→ Problem statement
Read the lines below. Copy out any that hold the string "true".

→ Information shown
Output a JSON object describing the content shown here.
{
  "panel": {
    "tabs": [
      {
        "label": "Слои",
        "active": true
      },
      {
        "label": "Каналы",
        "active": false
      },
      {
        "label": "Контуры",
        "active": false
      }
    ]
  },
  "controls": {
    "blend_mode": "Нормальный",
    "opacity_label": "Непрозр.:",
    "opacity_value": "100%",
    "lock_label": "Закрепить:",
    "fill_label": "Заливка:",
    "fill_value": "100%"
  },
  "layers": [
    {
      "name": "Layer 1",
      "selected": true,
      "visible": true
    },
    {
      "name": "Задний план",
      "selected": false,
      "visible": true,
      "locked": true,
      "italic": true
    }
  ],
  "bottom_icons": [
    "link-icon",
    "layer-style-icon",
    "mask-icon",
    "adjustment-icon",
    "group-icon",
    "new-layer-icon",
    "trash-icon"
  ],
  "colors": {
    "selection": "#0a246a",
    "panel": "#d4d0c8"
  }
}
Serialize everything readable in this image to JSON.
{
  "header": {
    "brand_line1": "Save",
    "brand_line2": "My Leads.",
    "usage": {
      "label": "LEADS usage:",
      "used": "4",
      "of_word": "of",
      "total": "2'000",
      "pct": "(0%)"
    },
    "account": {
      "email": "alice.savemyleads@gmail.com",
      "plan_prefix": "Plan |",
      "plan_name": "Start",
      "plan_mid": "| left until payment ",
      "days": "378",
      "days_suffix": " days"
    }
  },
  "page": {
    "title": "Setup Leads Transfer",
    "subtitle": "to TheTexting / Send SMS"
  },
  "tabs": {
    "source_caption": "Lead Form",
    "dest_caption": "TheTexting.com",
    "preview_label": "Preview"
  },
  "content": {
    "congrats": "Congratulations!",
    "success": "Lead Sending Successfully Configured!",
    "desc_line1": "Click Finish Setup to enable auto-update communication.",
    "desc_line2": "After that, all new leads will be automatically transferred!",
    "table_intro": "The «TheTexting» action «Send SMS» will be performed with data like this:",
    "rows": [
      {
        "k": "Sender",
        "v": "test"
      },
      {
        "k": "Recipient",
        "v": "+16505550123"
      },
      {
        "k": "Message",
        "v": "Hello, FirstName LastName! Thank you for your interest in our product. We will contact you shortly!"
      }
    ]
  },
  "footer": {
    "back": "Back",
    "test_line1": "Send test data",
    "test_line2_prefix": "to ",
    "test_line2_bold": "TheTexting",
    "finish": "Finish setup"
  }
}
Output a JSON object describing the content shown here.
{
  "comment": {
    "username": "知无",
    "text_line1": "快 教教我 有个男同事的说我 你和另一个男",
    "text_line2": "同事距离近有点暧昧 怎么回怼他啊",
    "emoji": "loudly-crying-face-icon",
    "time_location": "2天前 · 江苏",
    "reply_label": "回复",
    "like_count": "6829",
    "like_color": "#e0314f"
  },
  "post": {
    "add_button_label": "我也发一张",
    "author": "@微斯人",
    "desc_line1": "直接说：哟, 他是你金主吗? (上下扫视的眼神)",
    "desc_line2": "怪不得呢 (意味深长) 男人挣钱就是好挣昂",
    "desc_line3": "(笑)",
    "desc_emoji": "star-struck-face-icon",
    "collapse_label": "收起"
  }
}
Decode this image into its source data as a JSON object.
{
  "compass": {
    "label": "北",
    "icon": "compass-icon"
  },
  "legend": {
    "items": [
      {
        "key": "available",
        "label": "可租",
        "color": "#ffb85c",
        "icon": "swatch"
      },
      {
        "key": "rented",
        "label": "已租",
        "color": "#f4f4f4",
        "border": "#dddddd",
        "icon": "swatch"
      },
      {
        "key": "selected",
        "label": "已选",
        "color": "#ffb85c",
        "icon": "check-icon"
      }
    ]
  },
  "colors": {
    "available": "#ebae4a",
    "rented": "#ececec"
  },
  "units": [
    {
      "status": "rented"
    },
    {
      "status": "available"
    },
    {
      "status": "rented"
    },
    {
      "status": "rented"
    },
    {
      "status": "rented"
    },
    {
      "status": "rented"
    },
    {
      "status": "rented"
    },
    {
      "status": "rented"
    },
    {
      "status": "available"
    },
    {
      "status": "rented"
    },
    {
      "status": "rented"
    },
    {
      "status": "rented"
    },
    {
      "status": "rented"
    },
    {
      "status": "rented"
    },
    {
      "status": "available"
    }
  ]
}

→ Solution
        "active": true
      "selected": true,
      "visible": true
      "visible": true,
      "locked": true,
      "italic": true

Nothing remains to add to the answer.